TASK INSTRUCTIONS »
All of the data must be output exactly, with every picture left out.

---*---

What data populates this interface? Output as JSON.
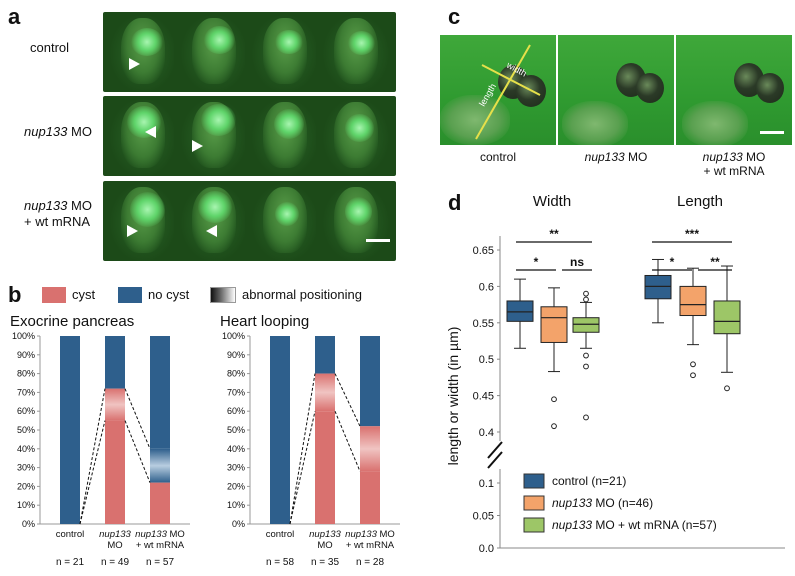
{
  "panels": {
    "a": "a",
    "b": "b",
    "c": "c",
    "d": "d"
  },
  "panel_a": {
    "rows": [
      {
        "label_italic": "",
        "label_rest": "control"
      },
      {
        "label_italic": "nup133",
        "label_rest": " MO"
      },
      {
        "label_italic": "nup133",
        "label_rest": " MO",
        "label_line2": "+ wt mRNA"
      }
    ]
  },
  "panel_b": {
    "legend": {
      "cyst": "cyst",
      "no_cyst": "no cyst",
      "abnormal": "abnormal positioning"
    },
    "colors": {
      "cyst": "#d9716f",
      "no_cyst": "#2e5f8c",
      "white": "#ffffff"
    },
    "charts": [
      {
        "title": "Exocrine pancreas",
        "categories": [
          {
            "line1": "control",
            "line2": "",
            "italic": false
          },
          {
            "line1": "nup133",
            "line2": "MO",
            "italic": true
          },
          {
            "line1": "nup133",
            "line1_rest": " MO",
            "line2": "+ wt mRNA",
            "italic": true
          }
        ],
        "n": [
          "n = 21",
          "n = 49",
          "n = 57"
        ]
      },
      {
        "title": "Heart looping",
        "categories": [
          {
            "line1": "control",
            "line2": "",
            "italic": false
          },
          {
            "line1": "nup133",
            "line2": "MO",
            "italic": true
          },
          {
            "line1": "nup133",
            "line1_rest": " MO",
            "line2": "+ wt mRNA",
            "italic": true
          }
        ],
        "n": [
          "n = 58",
          "n = 35",
          "n = 28"
        ]
      }
    ],
    "yticks": [
      "0%",
      "10%",
      "20%",
      "30%",
      "40%",
      "50%",
      "60%",
      "70%",
      "80%",
      "90%",
      "100%"
    ]
  },
  "panel_c": {
    "labels": [
      {
        "italic": "",
        "rest": "control",
        "line2": ""
      },
      {
        "italic": "nup133",
        "rest": " MO",
        "line2": ""
      },
      {
        "italic": "nup133",
        "rest": " MO",
        "line2": "+ wt mRNA"
      }
    ],
    "width_label": "width",
    "length_label": "length"
  },
  "panel_d": {
    "groups": [
      "Width",
      "Length"
    ],
    "ylabel": "length or width (in µm)",
    "yticks_upper": [
      "0.65",
      "0.6",
      "0.55",
      "0.5",
      "0.45",
      "0.4"
    ],
    "yticks_lower": [
      "0.1",
      "0.05",
      "0.0"
    ],
    "legend": [
      {
        "italic": "",
        "rest": "control (n=21)",
        "color": "#2e5f8c"
      },
      {
        "italic": "nup133",
        "rest": "  MO (n=46)",
        "color": "#f3a36a"
      },
      {
        "italic": "nup133",
        "rest": " MO + wt mRNA (n=57)",
        "color": "#9dc667"
      }
    ],
    "significance": {
      "width_top": "**",
      "width_a": "*",
      "width_b": "ns",
      "length_top": "***",
      "length_a": "*",
      "length_b": "**"
    }
  },
  "chart_data": [
    {
      "type": "bar",
      "title": "Exocrine pancreas",
      "categories": [
        "control",
        "nup133 MO",
        "nup133 MO + wt mRNA"
      ],
      "ylim": [
        0,
        100
      ],
      "series": [
        {
          "name": "cyst",
          "values": [
            0,
            55,
            22
          ]
        },
        {
          "name": "abnormal positioning",
          "values": [
            0,
            17,
            18
          ]
        },
        {
          "name": "no cyst",
          "values": [
            100,
            28,
            60
          ]
        }
      ],
      "n": [
        21,
        49,
        57
      ]
    },
    {
      "type": "bar",
      "title": "Heart looping",
      "categories": [
        "control",
        "nup133 MO",
        "nup133 MO + wt mRNA"
      ],
      "ylim": [
        0,
        100
      ],
      "series": [
        {
          "name": "cyst",
          "values": [
            0,
            60,
            28
          ]
        },
        {
          "name": "abnormal positioning",
          "values": [
            0,
            20,
            24
          ]
        },
        {
          "name": "no cyst",
          "values": [
            100,
            20,
            48
          ]
        }
      ],
      "n": [
        58,
        35,
        28
      ]
    },
    {
      "type": "box",
      "ylabel": "length or width (in µm)",
      "ylim": [
        0.0,
        0.67
      ],
      "groups": [
        "Width",
        "Length"
      ],
      "series": [
        {
          "name": "control (n=21)",
          "group": "Width",
          "min": 0.515,
          "q1": 0.552,
          "median": 0.565,
          "q3": 0.58,
          "max": 0.61,
          "outliers": []
        },
        {
          "name": "nup133 MO (n=46)",
          "group": "Width",
          "min": 0.483,
          "q1": 0.523,
          "median": 0.557,
          "q3": 0.572,
          "max": 0.598,
          "outliers": [
            0.445,
            0.408
          ]
        },
        {
          "name": "nup133 MO + wt mRNA (n=57)",
          "group": "Width",
          "min": 0.515,
          "q1": 0.537,
          "median": 0.548,
          "q3": 0.557,
          "max": 0.578,
          "outliers": [
            0.59,
            0.582,
            0.505,
            0.49,
            0.42
          ]
        },
        {
          "name": "control (n=21)",
          "group": "Length",
          "min": 0.55,
          "q1": 0.583,
          "median": 0.6,
          "q3": 0.615,
          "max": 0.637,
          "outliers": []
        },
        {
          "name": "nup133 MO (n=46)",
          "group": "Length",
          "min": 0.52,
          "q1": 0.56,
          "median": 0.575,
          "q3": 0.6,
          "max": 0.625,
          "outliers": [
            0.493,
            0.478
          ]
        },
        {
          "name": "nup133 MO + wt mRNA (n=57)",
          "group": "Length",
          "min": 0.482,
          "q1": 0.535,
          "median": 0.552,
          "q3": 0.58,
          "max": 0.628,
          "outliers": [
            0.46
          ]
        }
      ]
    }
  ]
}
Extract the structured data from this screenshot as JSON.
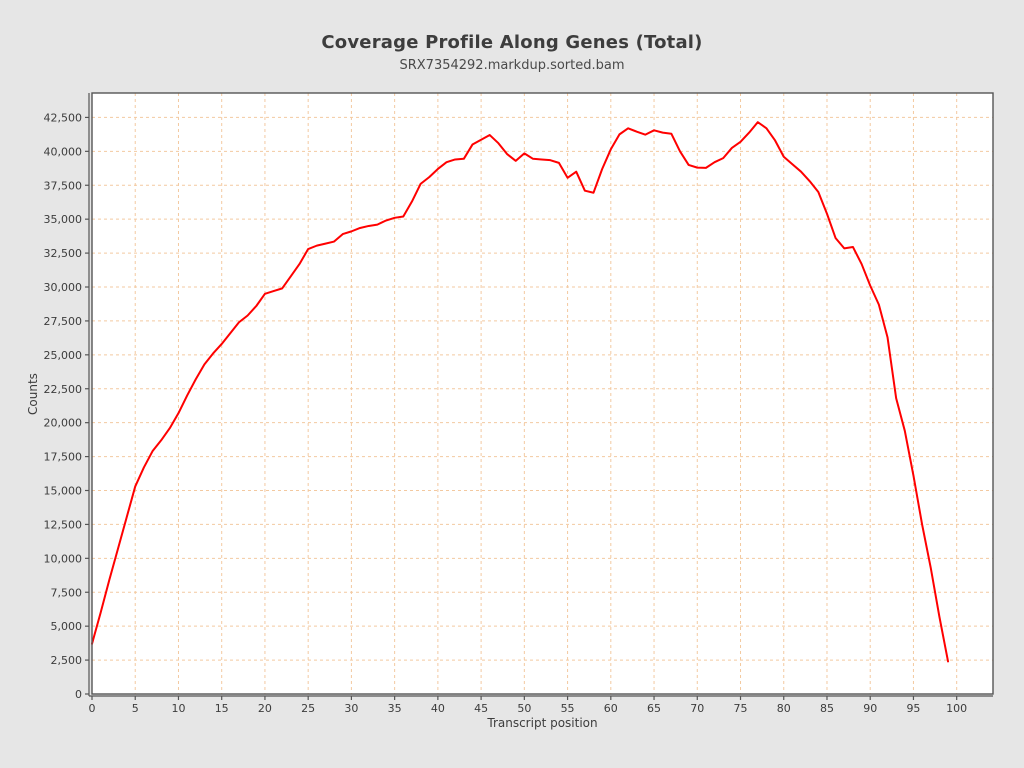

---*---

RESPONSE AREA »
What data populates this interface? Output as JSON.
{
  "panels": {
    "a": "a",
    "b": "b",
    "c": "c",
    "d": "d"
  },
  "panel_a": {
    "rows": [
      {
        "label_italic": "",
        "label_rest": "control"
      },
      {
        "label_italic": "nup133",
        "label_rest": " MO"
      },
      {
        "label_italic": "nup133",
        "label_rest": " MO",
        "label_line2": "+ wt mRNA"
      }
    ]
  },
  "panel_b": {
    "legend": {
      "cyst": "cyst",
      "no_cyst": "no cyst",
      "abnormal": "abnormal positioning"
    },
    "colors": {
      "cyst": "#d9716f",
      "no_cyst": "#2e5f8c",
      "white": "#ffffff"
    },
    "charts": [
      {
        "title": "Exocrine pancreas",
        "categories": [
          {
            "line1": "control",
            "line2": "",
            "italic": false
          },
          {
            "line1": "nup133",
            "line2": "MO",
            "italic": true
          },
          {
            "line1": "nup133",
            "line1_rest": " MO",
            "line2": "+ wt mRNA",
            "italic": true
          }
        ],
        "n": [
          "n = 21",
          "n = 49",
          "n = 57"
        ]
      },
      {
        "title": "Heart looping",
        "categories": [
          {
            "line1": "control",
            "line2": "",
            "italic": false
          },
          {
            "line1": "nup133",
            "line2": "MO",
            "italic": true
          },
          {
            "line1": "nup133",
            "line1_rest": " MO",
            "line2": "+ wt mRNA",
            "italic": true
          }
        ],
        "n": [
          "n = 58",
          "n = 35",
          "n = 28"
        ]
      }
    ],
    "yticks": [
      "0%",
      "10%",
      "20%",
      "30%",
      "40%",
      "50%",
      "60%",
      "70%",
      "80%",
      "90%",
      "100%"
    ]
  },
  "panel_c": {
    "labels": [
      {
        "italic": "",
        "rest": "control",
        "line2": ""
      },
      {
        "italic": "nup133",
        "rest": " MO",
        "line2": ""
      },
      {
        "italic": "nup133",
        "rest": " MO",
        "line2": "+ wt mRNA"
      }
    ],
    "width_label": "width",
    "length_label": "length"
  },
  "panel_d": {
    "groups": [
      "Width",
      "Length"
    ],
    "ylabel": "length or width (in µm)",
    "yticks_upper": [
      "0.65",
      "0.6",
      "0.55",
      "0.5",
      "0.45",
      "0.4"
    ],
    "yticks_lower": [
      "0.1",
      "0.05",
      "0.0"
    ],
    "legend": [
      {
        "italic": "",
        "rest": "control (n=21)",
        "color": "#2e5f8c"
      },
      {
        "italic": "nup133",
        "rest": "  MO (n=46)",
        "color": "#f3a36a"
      },
      {
        "italic": "nup133",
        "rest": " MO + wt mRNA (n=57)",
        "color": "#9dc667"
      }
    ],
    "significance": {
      "width_top": "**",
      "width_a": "*",
      "width_b": "ns",
      "length_top": "***",
      "length_a": "*",
      "length_b": "**"
    }
  },
  "chart_data": [
    {
      "type": "bar",
      "title": "Exocrine pancreas",
      "categories": [
        "control",
        "nup133 MO",
        "nup133 MO + wt mRNA"
      ],
      "ylim": [
        0,
        100
      ],
      "series": [
        {
          "name": "cyst",
          "values": [
            0,
            55,
            22
          ]
        },
        {
          "name": "abnormal positioning",
          "values": [
            0,
            17,
            18
          ]
        },
        {
          "name": "no cyst",
          "values": [
            100,
            28,
            60
          ]
        }
      ],
      "n": [
        21,
        49,
        57
      ]
    },
    {
      "type": "bar",
      "title": "Heart looping",
      "categories": [
        "control",
        "nup133 MO",
        "nup133 MO + wt mRNA"
      ],
      "ylim": [
        0,
        100
      ],
      "series": [
        {
          "name": "cyst",
          "values": [
            0,
            60,
            28
          ]
        },
        {
          "name": "abnormal positioning",
          "values": [
            0,
            20,
            24
          ]
        },
        {
          "name": "no cyst",
          "values": [
            100,
            20,
            48
          ]
        }
      ],
      "n": [
        58,
        35,
        28
      ]
    },
    {
      "type": "box",
      "ylabel": "length or width (in µm)",
      "ylim": [
        0.0,
        0.67
      ],
      "groups": [
        "Width",
        "Length"
      ],
      "series": [
        {
          "name": "control (n=21)",
          "group": "Width",
          "min": 0.515,
          "q1": 0.552,
          "median": 0.565,
          "q3": 0.58,
          "max": 0.61,
          "outliers": []
        },
        {
          "name": "nup133 MO (n=46)",
          "group": "Width",
          "min": 0.483,
          "q1": 0.523,
          "median": 0.557,
          "q3": 0.572,
          "max": 0.598,
          "outliers": [
            0.445,
            0.408
          ]
        },
        {
          "name": "nup133 MO + wt mRNA (n=57)",
          "group": "Width",
          "min": 0.515,
          "q1": 0.537,
          "median": 0.548,
          "q3": 0.557,
          "max": 0.578,
          "outliers": [
            0.59,
            0.582,
            0.505,
            0.49,
            0.42
          ]
        },
        {
          "name": "control (n=21)",
          "group": "Length",
          "min": 0.55,
          "q1": 0.583,
          "median": 0.6,
          "q3": 0.615,
          "max": 0.637,
          "outliers": []
        },
        {
          "name": "nup133 MO (n=46)",
          "group": "Length",
          "min": 0.52,
          "q1": 0.56,
          "median": 0.575,
          "q3": 0.6,
          "max": 0.625,
          "outliers": [
            0.493,
            0.478
          ]
        },
        {
          "name": "nup133 MO + wt mRNA (n=57)",
          "group": "Length",
          "min": 0.482,
          "q1": 0.535,
          "median": 0.552,
          "q3": 0.58,
          "max": 0.628,
          "outliers": [
            0.46
          ]
        }
      ]
    }
  ]
}
Extract the structured data from this screenshot as JSON.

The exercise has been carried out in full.